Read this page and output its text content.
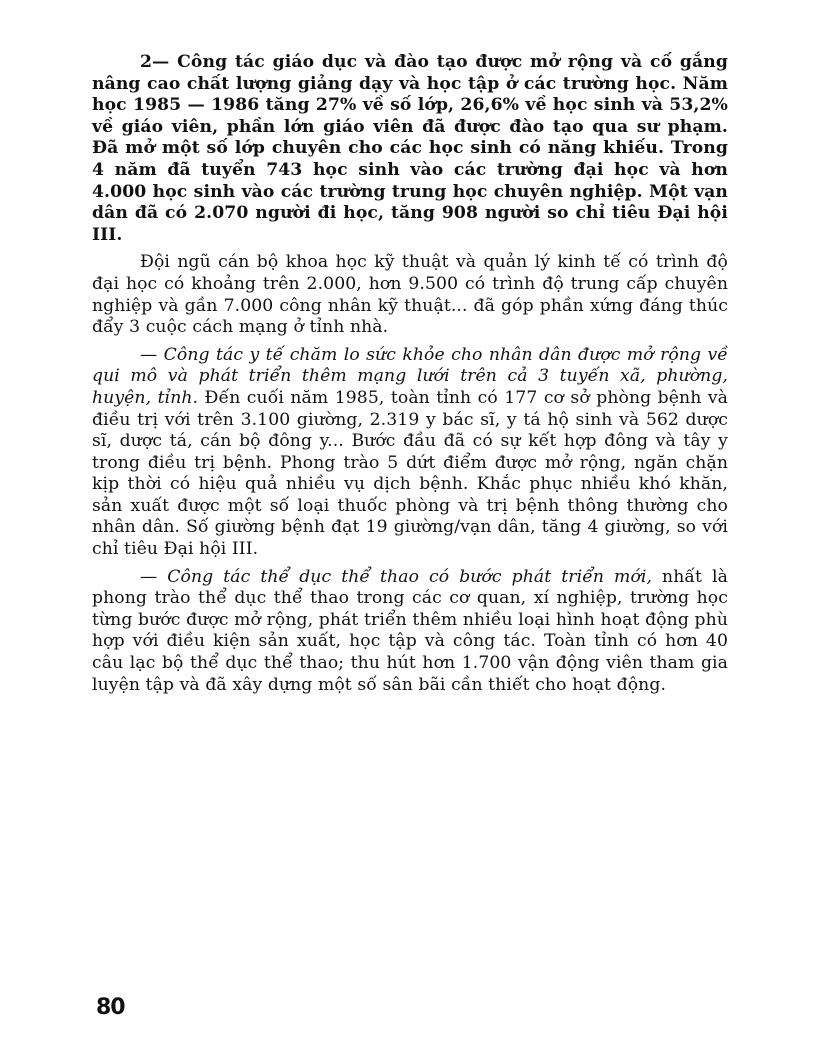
2— Công tác giáo dục và đào tạo được mở rộng và cố gắng nâng cao chất lượng giảng dạy và học tập ở các trường học. Năm học 1985 — 1986 tăng 27% về số lớp, 26,6% về học sinh và 53,2% về giáo viên, phần lớn giáo viên đã được đào tạo qua sư phạm. Đã mở một số lớp chuyên cho các học sinh có năng khiếu. Trong 4 năm đã tuyển 743 học sinh vào các trường đại học và hơn 4.000 học sinh vào các trường trung học chuyên nghiệp. Một vạn dân đã có 2.070 người đi học, tăng 908 người so chỉ tiêu Đại hội III.

Đội ngũ cán bộ khoa học kỹ thuật và quản lý kinh tế có trình độ đại học có khoảng trên 2.000, hơn 9.500 có trình độ trung cấp chuyên nghiệp và gần 7.000 công nhân kỹ thuật... đã góp phần xứng đáng thúc đẩy 3 cuộc cách mạng ở tỉnh nhà.

— Công tác y tế chăm lo sức khỏe cho nhân dân được mở rộng về qui mô và phát triển thêm mạng lưới trên cả 3 tuyến xã, phường, huyện, tỉnh. Đến cuối năm 1985, toàn tỉnh có 177 cơ sở phòng bệnh và điều trị với trên 3.100 giường, 2.319 y bác sĩ, y tá hộ sinh và 562 dược sĩ, dược tá, cán bộ đông y... Bước đầu đã có sự kết hợp đông và tây y trong điều trị bệnh. Phong trào 5 dứt điểm được mở rộng, ngăn chặn kịp thời có hiệu quả nhiều vụ dịch bệnh. Khắc phục nhiều khó khăn, sản xuất được một số loại thuốc phòng và trị bệnh thông thường cho nhân dân. Số giường bệnh đạt 19 giường/vạn dân, tăng 4 giường, so với chỉ tiêu Đại hội III.

— Công tác thể dục thể thao có bước phát triển mới, nhất là phong trào thể dục thể thao trong các cơ quan, xí nghiệp, trường học từng bước được mở rộng, phát triển thêm nhiều loại hình hoạt động phù hợp với điều kiện sản xuất, học tập và công tác. Toàn tỉnh có hơn 40 câu lạc bộ thể dục thể thao; thu hút hơn 1.700 vận động viên tham gia luyện tập và đã xây dựng một số sân bãi cần thiết cho hoạt động.

80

## Exercise brief
Take each line containing the string "nghiệp" and copy it out.

## Exercise output
2— Công tác giáo dục và đào tạo được mở rộng và cố gắng nâng cao chất lượng giảng dạy và học tập ở các trường học. Năm học 1985 — 1986 tăng 27% về số lớp, 26,6% về học sinh và 53,2% về giáo viên, phần lớn giáo viên đã được đào tạo qua sư phạm. Đã mở một số lớp chuyên cho các học sinh có năng khiếu. Trong 4 năm đã tuyển 743 học sinh vào các trường đại học và hơn 4.000 học sinh vào các trường trung học chuyên nghiệp. Một vạn dân đã có 2.070 người đi học, tăng 908 người so chỉ tiêu Đại hội III.
Đội ngũ cán bộ khoa học kỹ thuật và quản lý kinh tế có trình độ đại học có khoảng trên 2.000, hơn 9.500 có trình độ trung cấp chuyên nghiệp và gần 7.000 công nhân kỹ thuật... đã góp phần xứng đáng thúc đẩy 3 cuộc cách mạng ở tỉnh nhà.
— Công tác thể dục thể thao có bước phát triển mới, nhất là phong trào thể dục thể thao trong các cơ quan, xí nghiệp, trường học từng bước được mở rộng, phát triển thêm nhiều loại hình hoạt động phù hợp với điều kiện sản xuất, học tập và công tác. Toàn tỉnh có hơn 40 câu lạc bộ thể dục thể thao; thu hút hơn 1.700 vận động viên tham gia luyện tập và đã xây dựng một số sân bãi cần thiết cho hoạt động.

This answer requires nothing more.